**Given records**

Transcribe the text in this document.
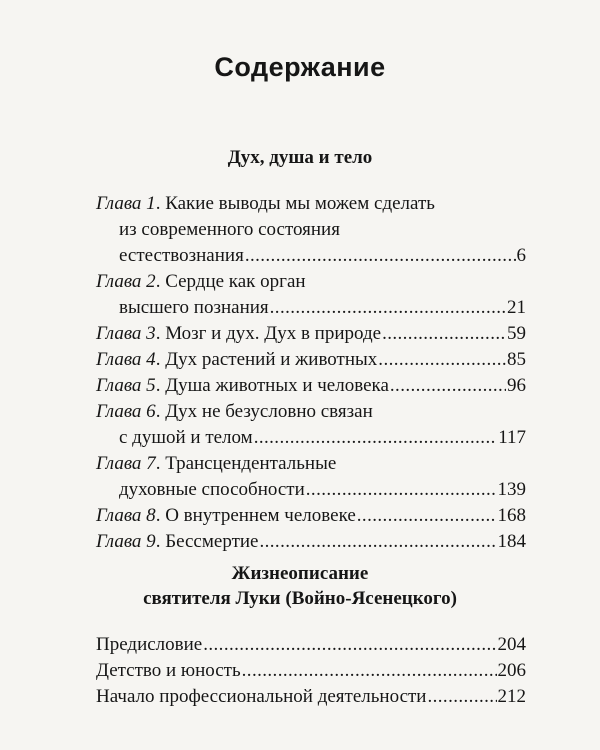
Содержание
Дух, душа и тело
Глава 1 . Какие выводы мы можем сделать
из современного состояния
естествознания .....	6
Глава 2 . Сердце как орган
высшего познания .....	21
Глава 3 . Мозг и дух. Дух в природе .....	59
Глава 4 . Дух растений и животных .....	85
Глава 5 . Душа животных и человека .....	96
Глава 6 . Дух не безусловно связан
с душой и телом .....	117
Глава 7 . Трансцендентальные
духовные способности .....	139
Глава 8 . О внутреннем человеке .....	168
Глава 9 . Бессмертие .....	184
Жизнеописание
святителя Луки (Войно-Ясенецкого)
Предисловие .....	204
Детство и юность .....	206
Начало профессиональной деятельности .....	212
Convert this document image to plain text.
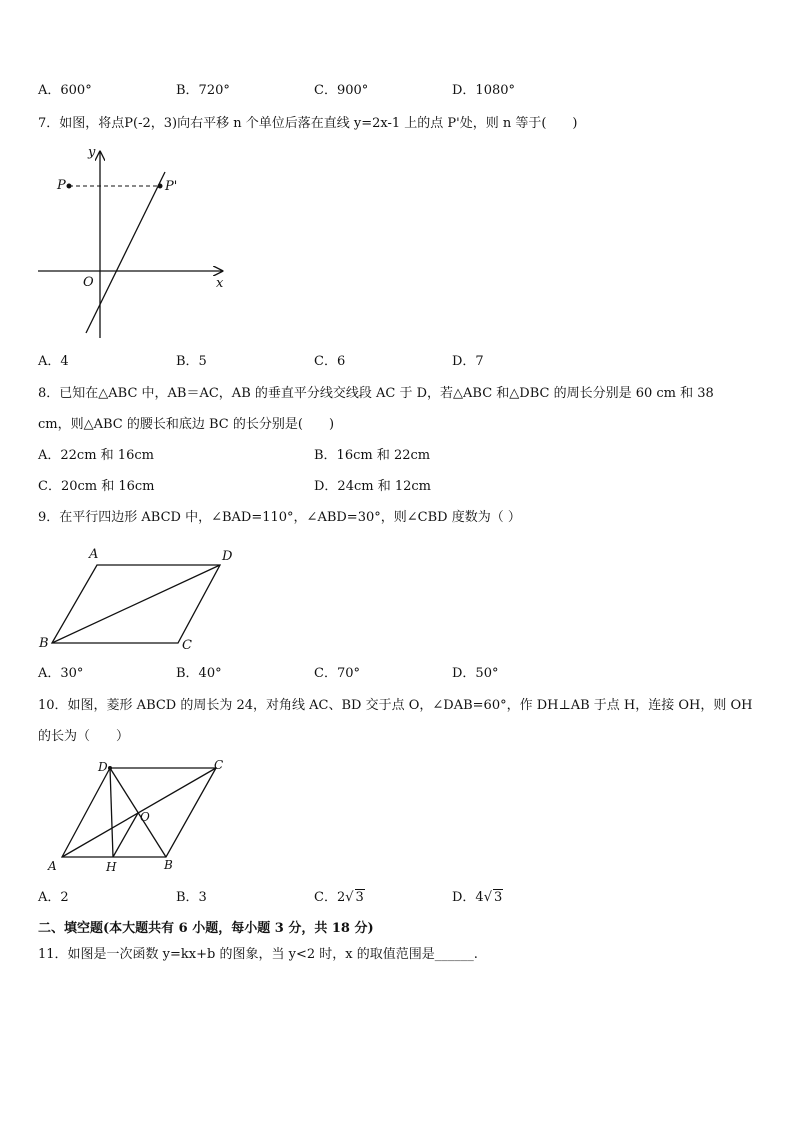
A．600°	B．720°	C．900°	D．1080°
7．如图，将点P(-2，3)向右平移 n 个单位后落在直线 y=2x-1 上的点 P'处，则 n 等于(　　)
y
P	P'
O	x
A．4	B．5	C．6	D．7
8．已知在△ABC 中，AB＝AC，AB 的垂直平分线交线段 AC 于 D，若△ABC 和△DBC 的周长分别是 60 cm 和 38
cm，则△ABC 的腰长和底边 BC 的长分别是(　　)
A．22cm 和 16cm	B．16cm 和 22cm
C．20cm 和 16cm	D．24cm 和 12cm
9．在平行四边形 ABCD 中，∠BAD=110°，∠ABD=30°，则∠CBD 度数为（ ）
A	D
B	C
A．30°	B．40°	C．70°	D．50°
10．如图，菱形 ABCD 的周长为 24，对角线 AC、BD 交于点 O，∠DAB=60°，作 DH⊥AB 于点 H，连接 OH，则 OH
的长为（　　）
D	C
O
A	H	B
A．2	B．3	C．2√ 3	D．4√ 3
二、填空题(本大题共有 6 小题，每小题 3 分，共 18 分)
11．如图是一次函数 y=kx+b 的图象，当 y<2 时，x 的取值范围是______.
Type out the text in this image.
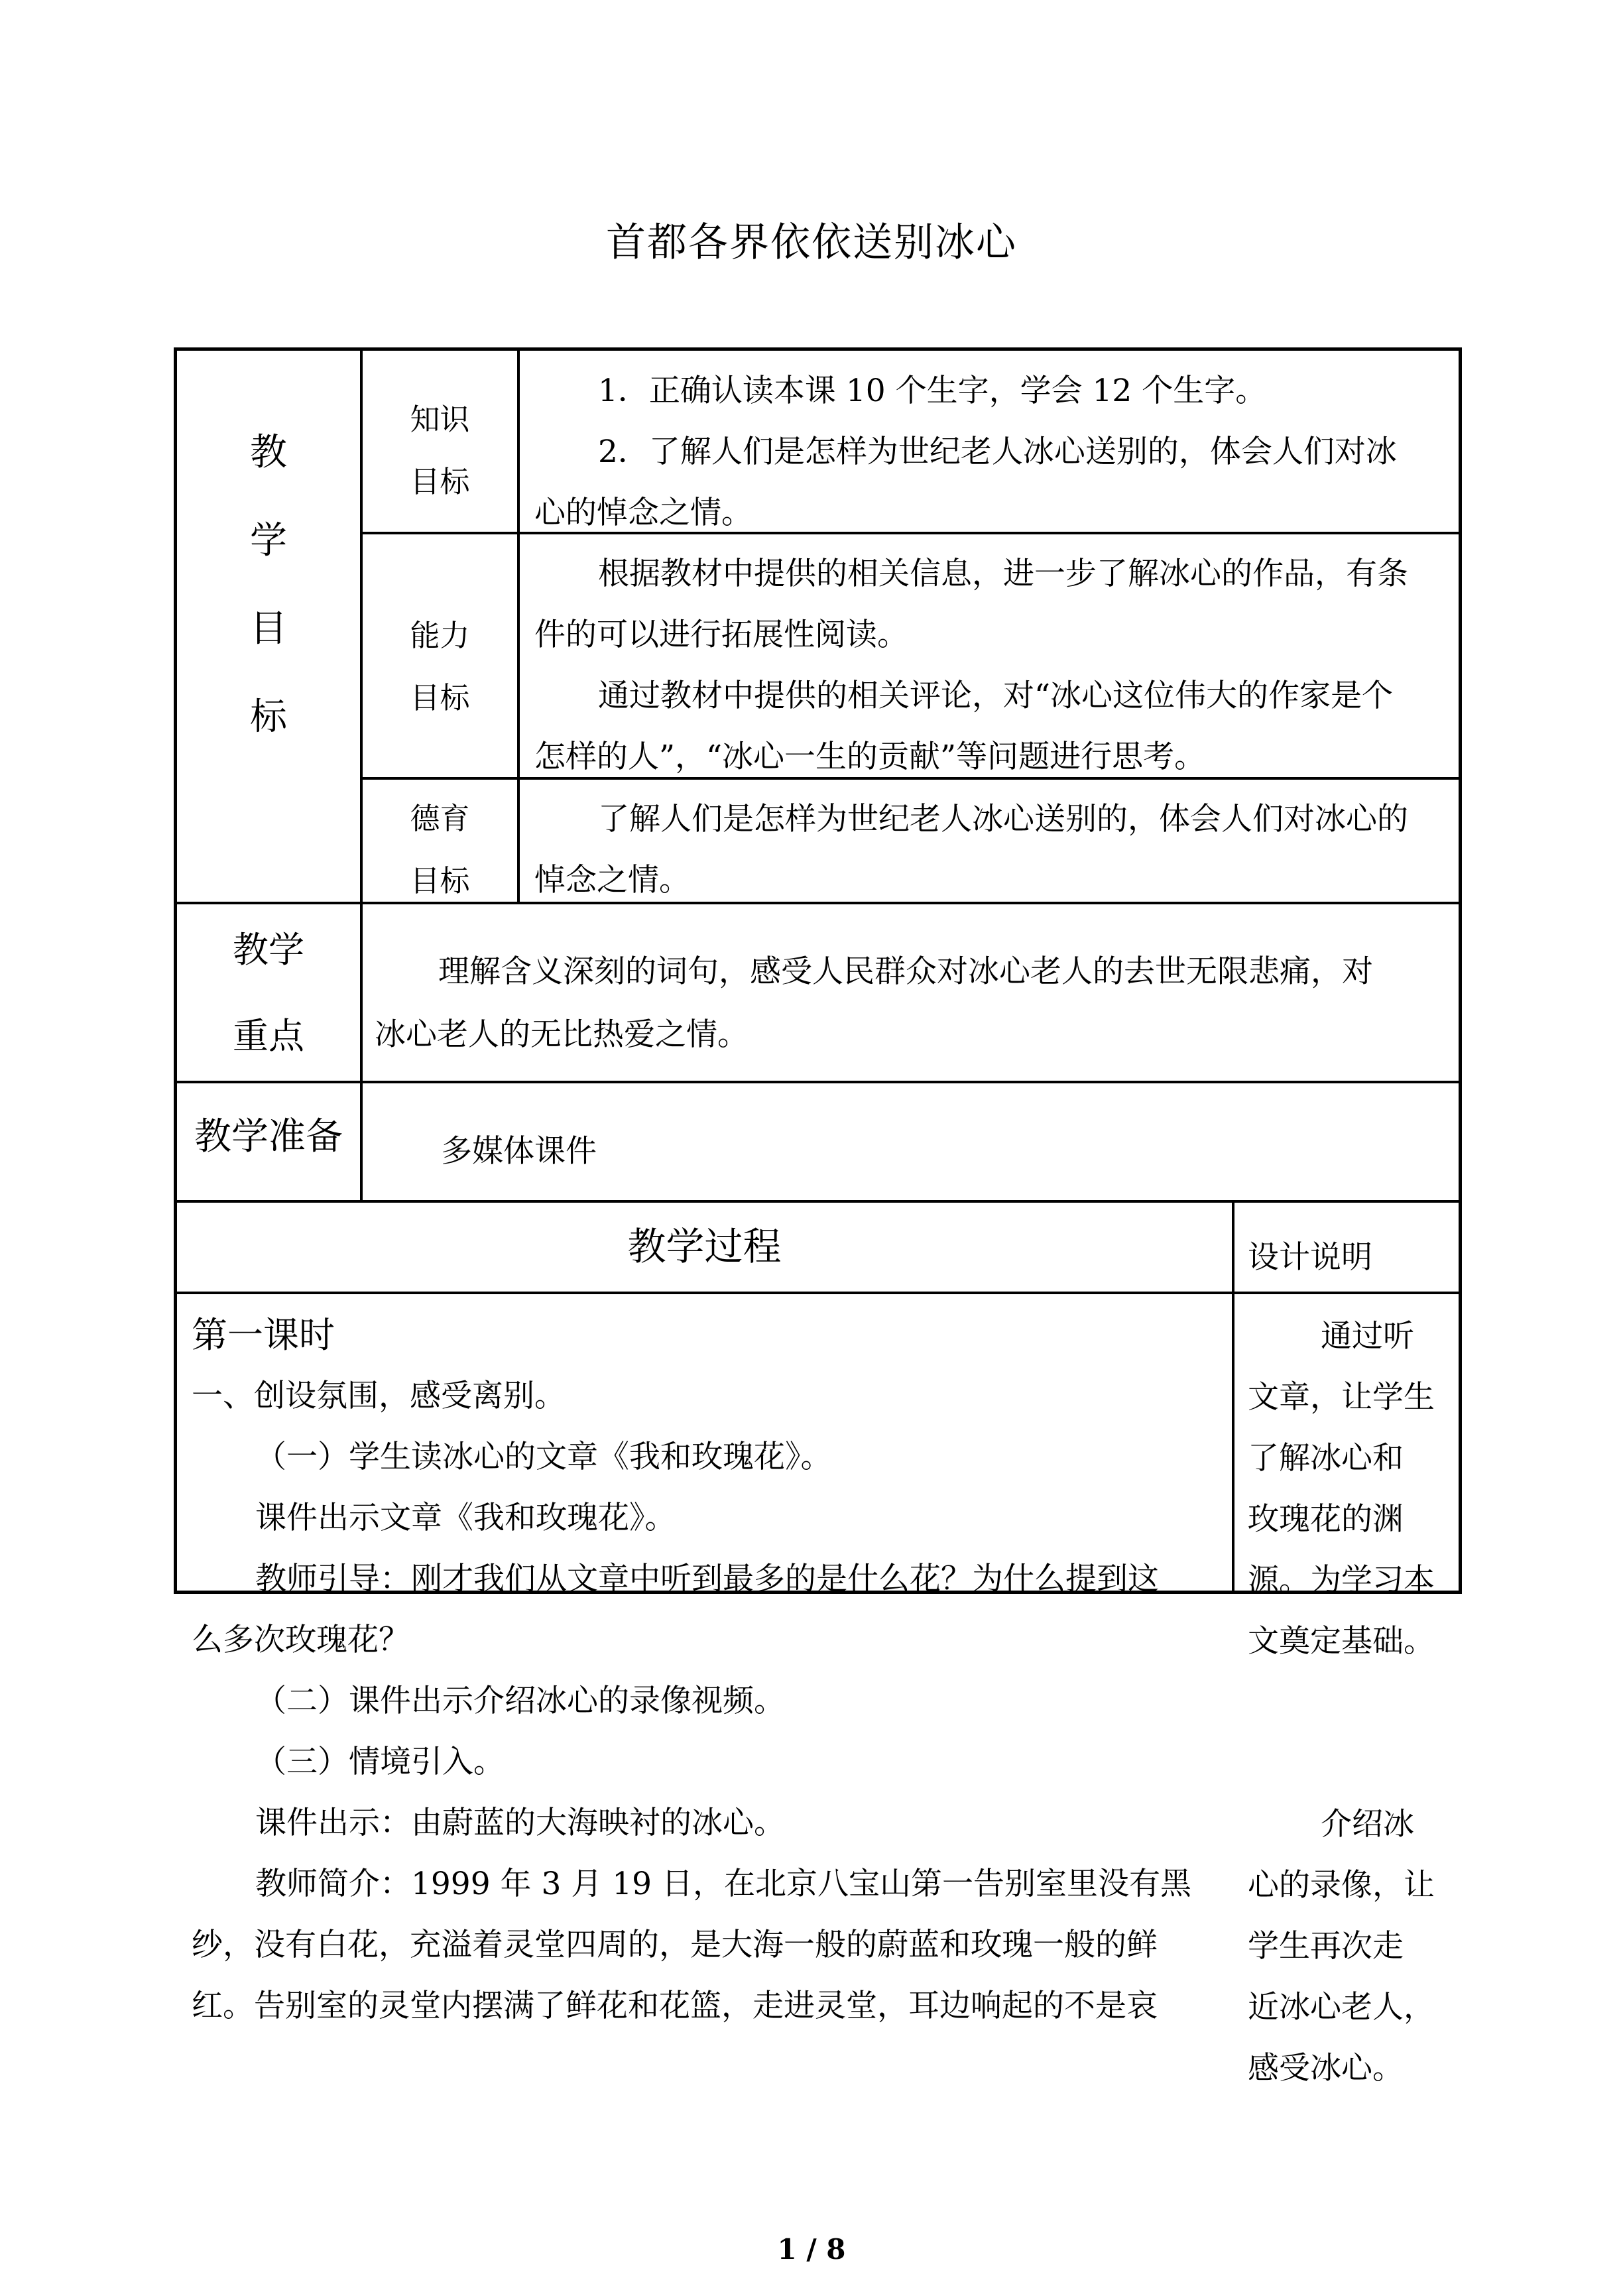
首都各界依依送别冰心
教
学
目
标
知识
目标

1．正确认读本课 10 个生字，学会 12 个生字。

2．了解人们是怎样为世纪老人冰心送别的，体会人们对冰

心的悼念之情。

能力
目标

根据教材中提供的相关信息，进一步了解冰心的作品，有条

件的可以进行拓展性阅读。

通过教材中提供的相关评论，对“冰心这位伟大的作家是个

怎样的人”，“冰心一生的贡献”等问题进行思考。

德育
目标

了解人们是怎样为世纪老人冰心送别的，体会人们对冰心的

悼念之情。

教学
重点

理解含义深刻的词句，感受人民群众对冰心老人的去世无限悲痛，对

冰心老人的无比热爱之情。

教学准备	多媒体课件
教学过程	设计说明

第一课时

一、创设氛围，感受离别。

（一）学生读冰心的文章《我和玫瑰花》。

课件出示文章《我和玫瑰花》。

教师引导：刚才我们从文章中听到最多的是什么花？为什么提到这

么多次玫瑰花？

（二）课件出示介绍冰心的录像视频。

（三）情境引入。

课件出示：由蔚蓝的大海映衬的冰心。

教师简介：1999 年 3 月 19 日，在北京八宝山第一告别室里没有黑

纱，没有白花，充溢着灵堂四周的，是大海一般的蔚蓝和玫瑰一般的鲜

红。告别室的灵堂内摆满了鲜花和花篮，走进灵堂，耳边响起的不是哀

通过听
文章，让学生
了解冰心和
玫瑰花的渊
源。为学习本
文奠定基础。
介绍冰
心的录像，让
学生再次走
近冰心老人，
感受冰心。
1 / 8
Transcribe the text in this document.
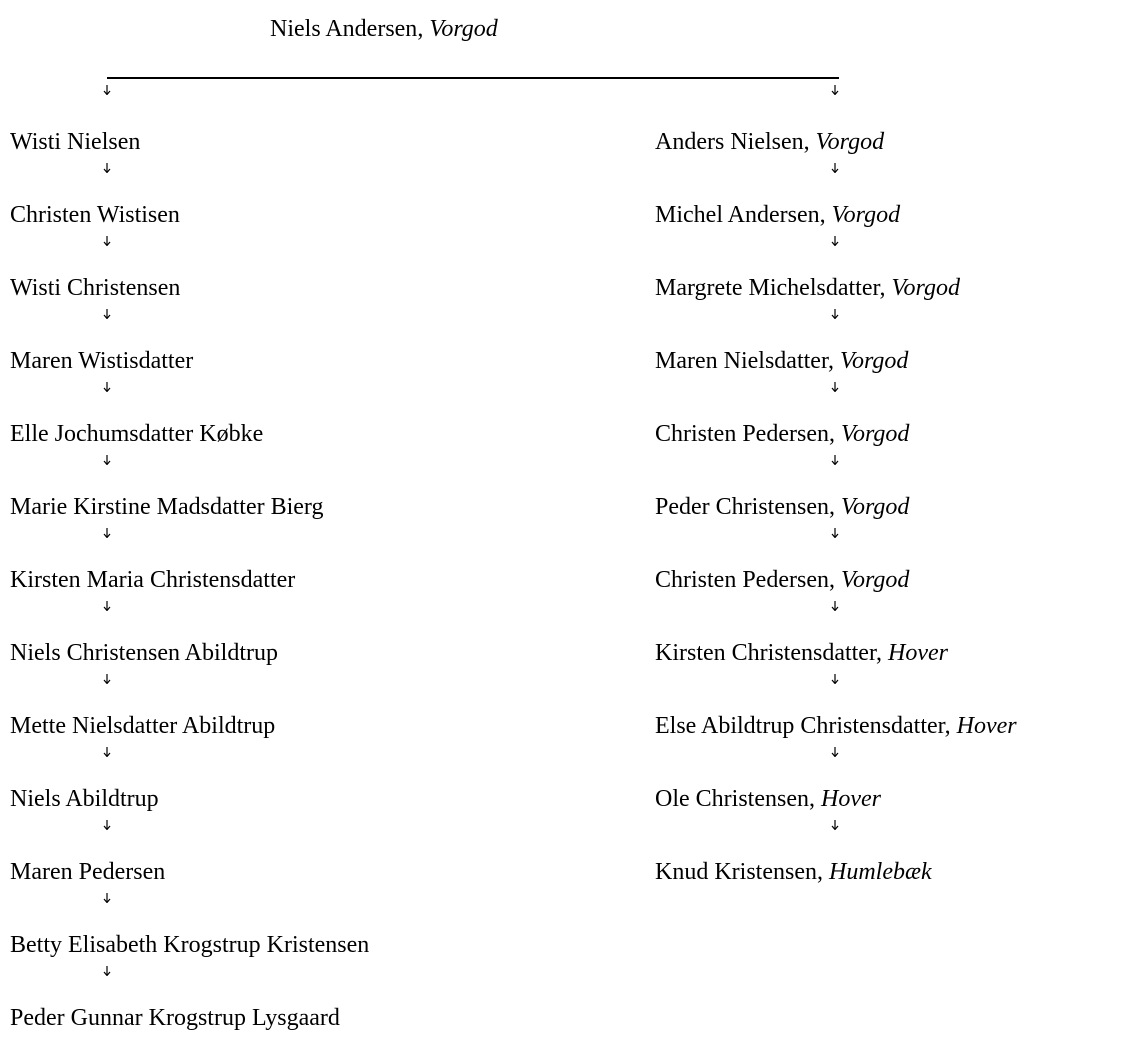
Niels Andersen, Vorgod
Wisti Nielsen
Christen Wistisen
Wisti Christensen
Maren Wistisdatter
Elle Jochumsdatter Købke
Marie Kirstine Madsdatter Bierg
Kirsten Maria Christensdatter
Niels Christensen Abildtrup
Mette Nielsdatter Abildtrup
Niels Abildtrup
Maren Pedersen
Betty Elisabeth Krogstrup Kristensen
Peder Gunnar Krogstrup Lysgaard
Anders Nielsen, Vorgod
Michel Andersen, Vorgod
Margrete Michelsdatter, Vorgod
Maren Nielsdatter, Vorgod
Christen Pedersen, Vorgod
Peder Christensen, Vorgod
Christen Pedersen, Vorgod
Kirsten Christensdatter, Hover
Else Abildtrup Christensdatter, Hover
Ole Christensen, Hover
Knud Kristensen, Humlebæk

**Problem**
Set the data above down again exactly as given, with no pictures.

**Response to this task**
Transcribe the text in this document.
Содержание
Дух, душа и тело
Глава 1 . Какие выводы мы можем сделать
из современного состояния
естествознания .....	6
Глава 2 . Сердце как орган
высшего познания .....	21
Глава 3 . Мозг и дух. Дух в природе .....	59
Глава 4 . Дух растений и животных .....	85
Глава 5 . Душа животных и человека .....	96
Глава 6 . Дух не безусловно связан
с душой и телом .....	117
Глава 7 . Трансцендентальные
духовные способности .....	139
Глава 8 . О внутреннем человеке .....	168
Глава 9 . Бессмертие .....	184
Жизнеописание
святителя Луки (Войно-Ясенецкого)
Предисловие .....	204
Детство и юность .....	206
Начало профессиональной деятельности .....	212
Convert this document image to plain text.
A．600°	B．720°	C．900°	D．1080°
7．如图，将点P(-2，3)向右平移 n 个单位后落在直线 y=2x-1 上的点 P'处，则 n 等于(　　)
y
P	P'
O	x
A．4	B．5	C．6	D．7
8．已知在△ABC 中，AB＝AC，AB 的垂直平分线交线段 AC 于 D，若△ABC 和△DBC 的周长分别是 60 cm 和 38
cm，则△ABC 的腰长和底边 BC 的长分别是(　　)
A．22cm 和 16cm	B．16cm 和 22cm
C．20cm 和 16cm	D．24cm 和 12cm
9．在平行四边形 ABCD 中，∠BAD=110°，∠ABD=30°，则∠CBD 度数为（ ）
A	D
B	C
A．30°	B．40°	C．70°	D．50°
10．如图，菱形 ABCD 的周长为 24，对角线 AC、BD 交于点 O，∠DAB=60°，作 DH⊥AB 于点 H，连接 OH，则 OH
的长为（　　）
D	C
O
A	H	B
A．2	B．3	C．2√ 3	D．4√ 3
二、填空题(本大题共有 6 小题，每小题 3 分，共 18 分)
11．如图是一次函数 y=kx+b 的图象，当 y<2 时，x 的取值范围是______.
Type out the text in this image.
首都各界依依送别冰心
教
学
目
标
知识
目标

1．正确认读本课 10 个生字，学会 12 个生字。

2．了解人们是怎样为世纪老人冰心送别的，体会人们对冰

心的悼念之情。

能力
目标

根据教材中提供的相关信息，进一步了解冰心的作品，有条

件的可以进行拓展性阅读。

通过教材中提供的相关评论，对“冰心这位伟大的作家是个

怎样的人”，“冰心一生的贡献”等问题进行思考。

德育
目标

了解人们是怎样为世纪老人冰心送别的，体会人们对冰心的

悼念之情。

教学
重点

理解含义深刻的词句，感受人民群众对冰心老人的去世无限悲痛，对

冰心老人的无比热爱之情。

教学准备	多媒体课件
教学过程	设计说明

第一课时

一、创设氛围，感受离别。

（一）学生读冰心的文章《我和玫瑰花》。

课件出示文章《我和玫瑰花》。

教师引导：刚才我们从文章中听到最多的是什么花？为什么提到这

么多次玫瑰花？

（二）课件出示介绍冰心的录像视频。

（三）情境引入。

课件出示：由蔚蓝的大海映衬的冰心。

教师简介：1999 年 3 月 19 日，在北京八宝山第一告别室里没有黑

纱，没有白花，充溢着灵堂四周的，是大海一般的蔚蓝和玫瑰一般的鲜

红。告别室的灵堂内摆满了鲜花和花篮，走进灵堂，耳边响起的不是哀

通过听
文章，让学生
了解冰心和
玫瑰花的渊
源。为学习本
文奠定基础。
介绍冰
心的录像，让
学生再次走
近冰心老人，
感受冰心。
1 / 8
Transcribe the text in this document.
Niels Andersen, Vorgod
Wisti Nielsen
Christen Wistisen
Wisti Christensen
Maren Wistisdatter
Elle Jochumsdatter Købke
Marie Kirstine Madsdatter Bierg
Kirsten Maria Christensdatter
Niels Christensen Abildtrup
Mette Nielsdatter Abildtrup
Niels Abildtrup
Maren Pedersen
Betty Elisabeth Krogstrup Kristensen
Peder Gunnar Krogstrup Lysgaard
Anders Nielsen, Vorgod
Michel Andersen, Vorgod
Margrete Michelsdatter, Vorgod
Maren Nielsdatter, Vorgod
Christen Pedersen, Vorgod
Peder Christensen, Vorgod
Christen Pedersen, Vorgod
Kirsten Christensdatter, Hover
Else Abildtrup Christensdatter, Hover
Ole Christensen, Hover
Knud Kristensen, Humlebæk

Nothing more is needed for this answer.